## 抜粋
====

左からジェンキンス氏、ビーナス、セリーナのウィリアムズ姉妹(写真・Colorsport/アフロ)

 

 2015年から、四大大会通算7勝のビーナス・ウィリアムズ(38)の専属に抜擢され、低迷していた彼女を復活させた。その実績が評価され、2019年1月に、米国テニス協会(USTA)の女子ナショナルチームのコーチに就任した。

 

「USTAのコーチというのは、選手やコーチ時代に多大な実績を残し、さらに人格的に優れた人物しかなれない。いわばコーチ界のエリートの集まり」(テニスライター、以下同)

 

 では、エリートコーチの就任が、なぜ「禁じ手」なのか。テニスライターが続ける。

 

「世界的なプレーヤーを育てることを夢見ていた父・フランソワ氏は、2011年に愛娘をUSTAに売り込んだが、色よい返事はもらえず。そのとき声をかけてくれたのが、現日本テニス協会女子ナショナルチームの吉川真司コーチだった。

 

 彼の尽力で、日本からサポートを得た大坂は急成長。サーシャ・バイン前コーチ解任後は、吉川氏が臨時コーチを務めた。これは、二重国籍問題を抱える大坂を『日本が全面的に支援しますよ』というアピールだった。

 

 ところが新コーチは “ライバル” のUSTA出身。日本は梯子を外された形となり、『よりによって』と不信感を拭えないでいる」

====

## 課題内容
テニスのコーチ就任に関する抜粋の一部を、「左からジェンキンス氏、ビーナ」を含む箇所から書き始め、「ルチームのコーチに就任した。」のところで終えて書き写してください。その際、「ビーナス」をすべて「ヴィーナス」に置き換えて修正してください。

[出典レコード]
====

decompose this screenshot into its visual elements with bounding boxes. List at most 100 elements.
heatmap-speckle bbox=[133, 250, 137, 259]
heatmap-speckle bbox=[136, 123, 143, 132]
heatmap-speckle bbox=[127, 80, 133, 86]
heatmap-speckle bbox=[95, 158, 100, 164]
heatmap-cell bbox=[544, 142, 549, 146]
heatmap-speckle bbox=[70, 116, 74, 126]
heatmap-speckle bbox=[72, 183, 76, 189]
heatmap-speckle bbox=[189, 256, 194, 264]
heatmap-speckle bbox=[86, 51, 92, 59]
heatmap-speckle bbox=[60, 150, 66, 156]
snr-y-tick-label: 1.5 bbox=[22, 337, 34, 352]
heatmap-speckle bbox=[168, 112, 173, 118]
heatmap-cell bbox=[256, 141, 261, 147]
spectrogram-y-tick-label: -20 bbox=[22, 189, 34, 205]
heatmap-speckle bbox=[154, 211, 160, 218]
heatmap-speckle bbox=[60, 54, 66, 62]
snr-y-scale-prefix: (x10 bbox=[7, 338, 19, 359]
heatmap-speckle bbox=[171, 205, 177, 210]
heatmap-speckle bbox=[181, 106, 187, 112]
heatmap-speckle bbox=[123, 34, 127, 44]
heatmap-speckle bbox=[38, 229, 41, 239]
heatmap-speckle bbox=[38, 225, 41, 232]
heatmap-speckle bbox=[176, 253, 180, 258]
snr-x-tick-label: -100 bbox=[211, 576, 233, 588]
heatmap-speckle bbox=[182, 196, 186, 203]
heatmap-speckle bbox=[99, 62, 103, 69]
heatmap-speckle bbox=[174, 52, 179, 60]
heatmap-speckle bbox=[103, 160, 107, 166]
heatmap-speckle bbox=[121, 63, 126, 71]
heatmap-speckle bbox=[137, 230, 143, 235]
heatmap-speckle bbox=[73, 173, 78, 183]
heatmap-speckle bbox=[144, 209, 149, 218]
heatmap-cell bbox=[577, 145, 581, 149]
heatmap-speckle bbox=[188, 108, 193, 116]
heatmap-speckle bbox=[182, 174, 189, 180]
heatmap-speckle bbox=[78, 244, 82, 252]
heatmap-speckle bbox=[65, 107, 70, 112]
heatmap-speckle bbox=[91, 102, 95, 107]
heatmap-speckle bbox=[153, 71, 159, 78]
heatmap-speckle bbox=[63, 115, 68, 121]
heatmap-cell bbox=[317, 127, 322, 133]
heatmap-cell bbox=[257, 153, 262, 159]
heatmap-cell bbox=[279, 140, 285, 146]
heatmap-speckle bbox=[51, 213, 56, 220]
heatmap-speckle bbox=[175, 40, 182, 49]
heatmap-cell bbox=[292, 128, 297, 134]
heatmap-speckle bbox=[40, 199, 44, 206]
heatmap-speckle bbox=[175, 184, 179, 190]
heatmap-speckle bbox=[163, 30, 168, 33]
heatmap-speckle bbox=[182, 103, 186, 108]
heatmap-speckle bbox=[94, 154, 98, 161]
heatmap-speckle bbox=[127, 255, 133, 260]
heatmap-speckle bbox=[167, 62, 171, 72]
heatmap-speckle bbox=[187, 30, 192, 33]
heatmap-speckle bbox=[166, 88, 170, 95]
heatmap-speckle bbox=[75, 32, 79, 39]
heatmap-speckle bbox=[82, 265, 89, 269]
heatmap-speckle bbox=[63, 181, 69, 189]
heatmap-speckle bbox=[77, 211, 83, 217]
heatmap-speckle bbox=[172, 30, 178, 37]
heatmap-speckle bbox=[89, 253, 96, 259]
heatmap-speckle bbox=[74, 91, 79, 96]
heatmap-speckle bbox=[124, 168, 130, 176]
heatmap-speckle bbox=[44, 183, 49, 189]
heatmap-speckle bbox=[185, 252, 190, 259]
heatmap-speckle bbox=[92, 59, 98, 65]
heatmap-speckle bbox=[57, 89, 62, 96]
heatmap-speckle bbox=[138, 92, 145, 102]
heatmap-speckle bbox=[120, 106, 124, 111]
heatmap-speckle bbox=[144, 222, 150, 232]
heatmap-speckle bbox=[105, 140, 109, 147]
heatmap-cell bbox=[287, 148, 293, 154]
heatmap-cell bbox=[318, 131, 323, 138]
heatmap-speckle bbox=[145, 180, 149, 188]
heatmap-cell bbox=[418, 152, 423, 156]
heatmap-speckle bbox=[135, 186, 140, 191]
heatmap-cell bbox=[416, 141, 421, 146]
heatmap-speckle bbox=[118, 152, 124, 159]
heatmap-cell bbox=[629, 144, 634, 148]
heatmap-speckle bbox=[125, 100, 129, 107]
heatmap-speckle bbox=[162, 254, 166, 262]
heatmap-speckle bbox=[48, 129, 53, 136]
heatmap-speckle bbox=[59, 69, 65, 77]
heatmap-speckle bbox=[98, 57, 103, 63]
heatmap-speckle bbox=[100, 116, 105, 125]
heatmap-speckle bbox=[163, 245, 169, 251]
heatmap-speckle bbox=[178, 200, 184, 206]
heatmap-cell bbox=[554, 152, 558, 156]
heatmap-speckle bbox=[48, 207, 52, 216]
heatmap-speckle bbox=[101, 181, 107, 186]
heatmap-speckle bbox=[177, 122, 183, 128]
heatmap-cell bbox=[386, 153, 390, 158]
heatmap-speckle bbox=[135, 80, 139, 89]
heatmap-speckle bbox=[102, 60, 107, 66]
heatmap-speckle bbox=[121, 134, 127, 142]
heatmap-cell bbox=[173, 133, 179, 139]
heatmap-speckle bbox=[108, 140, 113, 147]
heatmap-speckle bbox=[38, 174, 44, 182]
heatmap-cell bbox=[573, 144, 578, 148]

====

## 解答例
左からジェンキンス氏、ヴィーナス、セリーナのウィリアムズ姉妹(写真・Colorsport/アフロ)

 

 2015年から、四大大会通算7勝のヴィーナス・ウィリアムズ(38)の専属に抜擢され、低迷していた彼女を復活させた。その実績が評価され、2019年1月に、米国テニス協会(USTA)の女子ナショナルチームのコーチに就任した。